Repeat the records below exactly.

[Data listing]
## start

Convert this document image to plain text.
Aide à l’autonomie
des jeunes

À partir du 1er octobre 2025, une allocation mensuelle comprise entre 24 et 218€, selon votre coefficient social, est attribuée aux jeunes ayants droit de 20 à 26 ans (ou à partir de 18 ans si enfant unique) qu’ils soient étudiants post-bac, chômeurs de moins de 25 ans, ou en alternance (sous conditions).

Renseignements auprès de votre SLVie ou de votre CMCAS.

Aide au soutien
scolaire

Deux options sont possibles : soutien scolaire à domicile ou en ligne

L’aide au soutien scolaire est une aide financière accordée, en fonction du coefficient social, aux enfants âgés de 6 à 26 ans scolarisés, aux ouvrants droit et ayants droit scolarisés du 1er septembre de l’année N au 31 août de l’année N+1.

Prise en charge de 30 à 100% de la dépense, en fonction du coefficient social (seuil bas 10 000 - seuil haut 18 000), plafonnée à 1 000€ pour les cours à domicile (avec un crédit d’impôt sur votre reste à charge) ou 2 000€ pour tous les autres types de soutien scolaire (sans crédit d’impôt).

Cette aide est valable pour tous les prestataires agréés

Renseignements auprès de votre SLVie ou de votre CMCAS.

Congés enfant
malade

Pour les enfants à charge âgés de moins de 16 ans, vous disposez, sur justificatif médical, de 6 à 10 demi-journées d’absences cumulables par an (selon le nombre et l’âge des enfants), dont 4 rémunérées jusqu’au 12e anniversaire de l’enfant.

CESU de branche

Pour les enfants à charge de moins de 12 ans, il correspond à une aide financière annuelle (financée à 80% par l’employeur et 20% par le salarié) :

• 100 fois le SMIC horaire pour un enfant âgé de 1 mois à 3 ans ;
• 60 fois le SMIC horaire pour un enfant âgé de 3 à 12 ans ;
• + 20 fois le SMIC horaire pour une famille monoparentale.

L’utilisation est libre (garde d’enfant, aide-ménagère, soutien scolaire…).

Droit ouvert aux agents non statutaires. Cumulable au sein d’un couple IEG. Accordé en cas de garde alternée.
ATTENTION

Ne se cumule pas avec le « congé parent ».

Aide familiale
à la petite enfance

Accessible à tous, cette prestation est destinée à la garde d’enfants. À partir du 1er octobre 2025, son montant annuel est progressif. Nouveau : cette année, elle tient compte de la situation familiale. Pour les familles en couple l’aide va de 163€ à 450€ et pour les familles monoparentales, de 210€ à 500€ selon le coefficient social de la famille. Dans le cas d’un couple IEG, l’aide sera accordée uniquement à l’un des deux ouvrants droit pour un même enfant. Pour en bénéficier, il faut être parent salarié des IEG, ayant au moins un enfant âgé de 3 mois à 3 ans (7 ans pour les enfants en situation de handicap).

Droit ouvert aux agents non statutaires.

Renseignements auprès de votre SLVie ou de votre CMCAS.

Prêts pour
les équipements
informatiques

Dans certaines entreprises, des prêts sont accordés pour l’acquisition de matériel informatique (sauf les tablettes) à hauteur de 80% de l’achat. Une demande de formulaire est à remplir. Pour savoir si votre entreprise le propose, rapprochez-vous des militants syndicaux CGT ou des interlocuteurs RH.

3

## end

■ **SOLUTION FOR THIS TASK**:
Convert this document image to plain text.
Aide à l’autonomie
des jeunes

À partir du 1er octobre 2025, une allocation mensuelle comprise entre 24 et 218€, selon votre coefficient social, est attribuée aux jeunes ayants droit de 20 à 26 ans (ou à partir de 18 ans si enfant unique) qu’ils soient étudiants post-bac, chômeurs de moins de 25 ans, ou en alternance (sous conditions).

Renseignements auprès de votre SLVie ou de votre CMCAS.

Aide au soutien
scolaire

Deux options sont possibles : soutien scolaire à domicile ou en ligne

L’aide au soutien scolaire est une aide financière accordée, en fonction du coefficient social, aux enfants âgés de 6 à 26 ans scolarisés, aux ouvrants droit et ayants droit scolarisés du 1er septembre de l’année N au 31 août de l’année N+1.

Prise en charge de 30 à 100% de la dépense, en fonction du coefficient social (seuil bas 10 000 - seuil haut 18 000), plafonnée à 1 000€ pour les cours à domicile (avec un crédit d’impôt sur votre reste à charge) ou 2 000€ pour tous les autres types de soutien scolaire (sans crédit d’impôt).

Cette aide est valable pour tous les prestataires agréés

Renseignements auprès de votre SLVie ou de votre CMCAS.

Congés enfant
malade

Pour les enfants à charge âgés de moins de 16 ans, vous disposez, sur justificatif médical, de 6 à 10 demi-journées d’absences cumulables par an (selon le nombre et l’âge des enfants), dont 4 rémunérées jusqu’au 12e anniversaire de l’enfant.

CESU de branche

Pour les enfants à charge de moins de 12 ans, il correspond à une aide financière annuelle (financée à 80% par l’employeur et 20% par le salarié) :

• 100 fois le SMIC horaire pour un enfant âgé de 1 mois à 3 ans ;
• 60 fois le SMIC horaire pour un enfant âgé de 3 à 12 ans ;
• + 20 fois le SMIC horaire pour une famille monoparentale.

L’utilisation est libre (garde d’enfant, aide-ménagère, soutien scolaire…).

Droit ouvert aux agents non statutaires. Cumulable au sein d’un couple IEG. Accordé en cas de garde alternée.
ATTENTION

Ne se cumule pas avec le « congé parent ».

Aide familiale
à la petite enfance

Accessible à tous, cette prestation est destinée à la garde d’enfants. À partir du 1er octobre 2025, son montant annuel est progressif. Nouveau : cette année, elle tient compte de la situation familiale. Pour les familles en couple l’aide va de 163€ à 450€ et pour les familles monoparentales, de 210€ à 500€ selon le coefficient social de la famille. Dans le cas d’un couple IEG, l’aide sera accordée uniquement à l’un des deux ouvrants droit pour un même enfant. Pour en bénéficier, il faut être parent salarié des IEG, ayant au moins un enfant âgé de 3 mois à 3 ans (7 ans pour les enfants en situation de handicap).

Droit ouvert aux agents non statutaires.

Renseignements auprès de votre SLVie ou de votre CMCAS.

Prêts pour
les équipements
informatiques

Dans certaines entreprises, des prêts sont accordés pour l’acquisition de matériel informatique (sauf les tablettes) à hauteur de 80% de l’achat. Une demande de formulaire est à remplir. Pour savoir si votre entreprise le propose, rapprochez-vous des militants syndicaux CGT ou des interlocuteurs RH.

3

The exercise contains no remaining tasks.